▼

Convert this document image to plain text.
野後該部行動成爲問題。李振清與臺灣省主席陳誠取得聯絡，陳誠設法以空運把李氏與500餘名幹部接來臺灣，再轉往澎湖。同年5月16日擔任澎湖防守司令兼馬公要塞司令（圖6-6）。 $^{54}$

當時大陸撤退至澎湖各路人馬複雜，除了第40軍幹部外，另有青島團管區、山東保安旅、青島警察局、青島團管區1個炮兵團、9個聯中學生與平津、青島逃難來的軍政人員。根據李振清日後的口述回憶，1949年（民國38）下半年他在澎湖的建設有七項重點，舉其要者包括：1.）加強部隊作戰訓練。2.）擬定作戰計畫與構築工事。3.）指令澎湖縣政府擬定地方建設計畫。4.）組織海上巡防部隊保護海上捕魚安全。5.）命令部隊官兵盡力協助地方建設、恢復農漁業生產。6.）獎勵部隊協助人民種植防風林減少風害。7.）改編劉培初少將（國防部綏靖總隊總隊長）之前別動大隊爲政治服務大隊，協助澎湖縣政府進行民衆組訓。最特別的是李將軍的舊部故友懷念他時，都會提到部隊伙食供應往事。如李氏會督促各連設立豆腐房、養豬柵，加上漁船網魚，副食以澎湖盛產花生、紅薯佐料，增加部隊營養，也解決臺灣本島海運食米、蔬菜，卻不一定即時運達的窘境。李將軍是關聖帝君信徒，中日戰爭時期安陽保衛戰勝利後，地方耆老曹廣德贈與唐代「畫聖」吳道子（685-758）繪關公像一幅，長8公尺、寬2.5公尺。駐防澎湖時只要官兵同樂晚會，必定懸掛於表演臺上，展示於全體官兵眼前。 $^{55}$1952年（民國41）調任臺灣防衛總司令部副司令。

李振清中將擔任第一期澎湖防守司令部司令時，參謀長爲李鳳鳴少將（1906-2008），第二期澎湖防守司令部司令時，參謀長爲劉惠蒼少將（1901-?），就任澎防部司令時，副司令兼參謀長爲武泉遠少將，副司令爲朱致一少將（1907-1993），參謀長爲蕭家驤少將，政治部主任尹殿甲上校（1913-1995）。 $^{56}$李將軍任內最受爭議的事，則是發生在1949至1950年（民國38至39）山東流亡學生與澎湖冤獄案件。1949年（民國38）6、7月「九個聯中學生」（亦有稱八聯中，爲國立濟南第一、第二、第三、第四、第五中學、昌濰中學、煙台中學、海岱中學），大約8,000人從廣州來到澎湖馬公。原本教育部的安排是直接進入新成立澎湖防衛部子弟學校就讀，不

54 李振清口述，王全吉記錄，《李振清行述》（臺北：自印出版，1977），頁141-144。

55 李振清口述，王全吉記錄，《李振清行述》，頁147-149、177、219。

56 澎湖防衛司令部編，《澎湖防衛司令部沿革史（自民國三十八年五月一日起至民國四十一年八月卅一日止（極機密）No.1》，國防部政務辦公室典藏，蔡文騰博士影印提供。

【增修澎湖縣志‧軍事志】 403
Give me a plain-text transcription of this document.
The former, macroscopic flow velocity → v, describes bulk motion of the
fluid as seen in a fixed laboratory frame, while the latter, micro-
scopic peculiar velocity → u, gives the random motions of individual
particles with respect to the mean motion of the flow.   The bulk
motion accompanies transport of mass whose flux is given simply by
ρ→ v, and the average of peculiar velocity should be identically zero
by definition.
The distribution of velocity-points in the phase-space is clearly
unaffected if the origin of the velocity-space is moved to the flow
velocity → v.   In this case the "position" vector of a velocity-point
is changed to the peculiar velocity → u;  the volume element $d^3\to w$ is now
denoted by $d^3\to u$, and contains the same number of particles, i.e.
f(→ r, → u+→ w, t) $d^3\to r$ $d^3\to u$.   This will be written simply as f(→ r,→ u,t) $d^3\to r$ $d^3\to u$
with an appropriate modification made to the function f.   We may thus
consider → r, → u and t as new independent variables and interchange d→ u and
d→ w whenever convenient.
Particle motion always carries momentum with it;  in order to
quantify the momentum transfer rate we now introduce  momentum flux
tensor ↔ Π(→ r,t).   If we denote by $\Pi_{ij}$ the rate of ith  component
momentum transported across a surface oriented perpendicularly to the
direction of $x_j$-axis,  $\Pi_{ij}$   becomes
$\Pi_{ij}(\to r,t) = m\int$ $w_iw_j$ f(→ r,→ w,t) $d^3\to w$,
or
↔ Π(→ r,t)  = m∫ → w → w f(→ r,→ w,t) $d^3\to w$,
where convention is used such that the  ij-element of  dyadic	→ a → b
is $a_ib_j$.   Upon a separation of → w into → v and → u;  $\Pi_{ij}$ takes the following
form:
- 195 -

▲

[THE PROBLEM]
Extract every entry above as it appears.

[EXPECTED ANSWER]
Convert this document image to plain text.
野後該部行動成爲問題。李振清與臺灣省主席陳誠取得聯絡，陳誠設法以空運把李氏與500餘名幹部接來臺灣，再轉往澎湖。同年5月16日擔任澎湖防守司令兼馬公要塞司令（圖6-6）。 $^{54}$

當時大陸撤退至澎湖各路人馬複雜，除了第40軍幹部外，另有青島團管區、山東保安旅、青島警察局、青島團管區1個炮兵團、9個聯中學生與平津、青島逃難來的軍政人員。根據李振清日後的口述回憶，1949年（民國38）下半年他在澎湖的建設有七項重點，舉其要者包括：1.）加強部隊作戰訓練。2.）擬定作戰計畫與構築工事。3.）指令澎湖縣政府擬定地方建設計畫。4.）組織海上巡防部隊保護海上捕魚安全。5.）命令部隊官兵盡力協助地方建設、恢復農漁業生產。6.）獎勵部隊協助人民種植防風林減少風害。7.）改編劉培初少將（國防部綏靖總隊總隊長）之前別動大隊爲政治服務大隊，協助澎湖縣政府進行民衆組訓。最特別的是李將軍的舊部故友懷念他時，都會提到部隊伙食供應往事。如李氏會督促各連設立豆腐房、養豬柵，加上漁船網魚，副食以澎湖盛產花生、紅薯佐料，增加部隊營養，也解決臺灣本島海運食米、蔬菜，卻不一定即時運達的窘境。李將軍是關聖帝君信徒，中日戰爭時期安陽保衛戰勝利後，地方耆老曹廣德贈與唐代「畫聖」吳道子（685-758）繪關公像一幅，長8公尺、寬2.5公尺。駐防澎湖時只要官兵同樂晚會，必定懸掛於表演臺上，展示於全體官兵眼前。 $^{55}$1952年（民國41）調任臺灣防衛總司令部副司令。

李振清中將擔任第一期澎湖防守司令部司令時，參謀長爲李鳳鳴少將（1906-2008），第二期澎湖防守司令部司令時，參謀長爲劉惠蒼少將（1901-?），就任澎防部司令時，副司令兼參謀長爲武泉遠少將，副司令爲朱致一少將（1907-1993），參謀長爲蕭家驤少將，政治部主任尹殿甲上校（1913-1995）。 $^{56}$李將軍任內最受爭議的事，則是發生在1949至1950年（民國38至39）山東流亡學生與澎湖冤獄案件。1949年（民國38）6、7月「九個聯中學生」（亦有稱八聯中，爲國立濟南第一、第二、第三、第四、第五中學、昌濰中學、煙台中學、海岱中學），大約8,000人從廣州來到澎湖馬公。原本教育部的安排是直接進入新成立澎湖防衛部子弟學校就讀，不

54 李振清口述，王全吉記錄，《李振清行述》（臺北：自印出版，1977），頁141-144。

55 李振清口述，王全吉記錄，《李振清行述》，頁147-149、177、219。

56 澎湖防衛司令部編，《澎湖防衛司令部沿革史（自民國三十八年五月一日起至民國四十一年八月卅一日止（極機密）No.1》，國防部政務辦公室典藏，蔡文騰博士影印提供。

【增修澎湖縣志‧軍事志】 403
Give me a plain-text transcription of this document.
The former, macroscopic flow velocity → v, describes bulk motion of the
fluid as seen in a fixed laboratory frame, while the latter, micro-
scopic peculiar velocity → u, gives the random motions of individual
particles with respect to the mean motion of the flow.   The bulk
motion accompanies transport of mass whose flux is given simply by
ρ→ v, and the average of peculiar velocity should be identically zero
by definition.
The distribution of velocity-points in the phase-space is clearly
unaffected if the origin of the velocity-space is moved to the flow
velocity → v.   In this case the "position" vector of a velocity-point
is changed to the peculiar velocity → u;  the volume element $d^3\to w$ is now
denoted by $d^3\to u$, and contains the same number of particles, i.e.
f(→ r, → u+→ w, t) $d^3\to r$ $d^3\to u$.   This will be written simply as f(→ r,→ u,t) $d^3\to r$ $d^3\to u$
with an appropriate modification made to the function f.   We may thus
consider → r, → u and t as new independent variables and interchange d→ u and
d→ w whenever convenient.
Particle motion always carries momentum with it;  in order to
quantify the momentum transfer rate we now introduce  momentum flux
tensor ↔ Π(→ r,t).   If we denote by $\Pi_{ij}$ the rate of ith  component
momentum transported across a surface oriented perpendicularly to the
direction of $x_j$-axis,  $\Pi_{ij}$   becomes
$\Pi_{ij}(\to r,t) = m\int$ $w_iw_j$ f(→ r,→ w,t) $d^3\to w$,
or
↔ Π(→ r,t)  = m∫ → w → w f(→ r,→ w,t) $d^3\to w$,
where convention is used such that the  ij-element of  dyadic	→ a → b
is $a_ib_j$.   Upon a separation of → w into → v and → u;  $\Pi_{ij}$ takes the following
form:
- 195 -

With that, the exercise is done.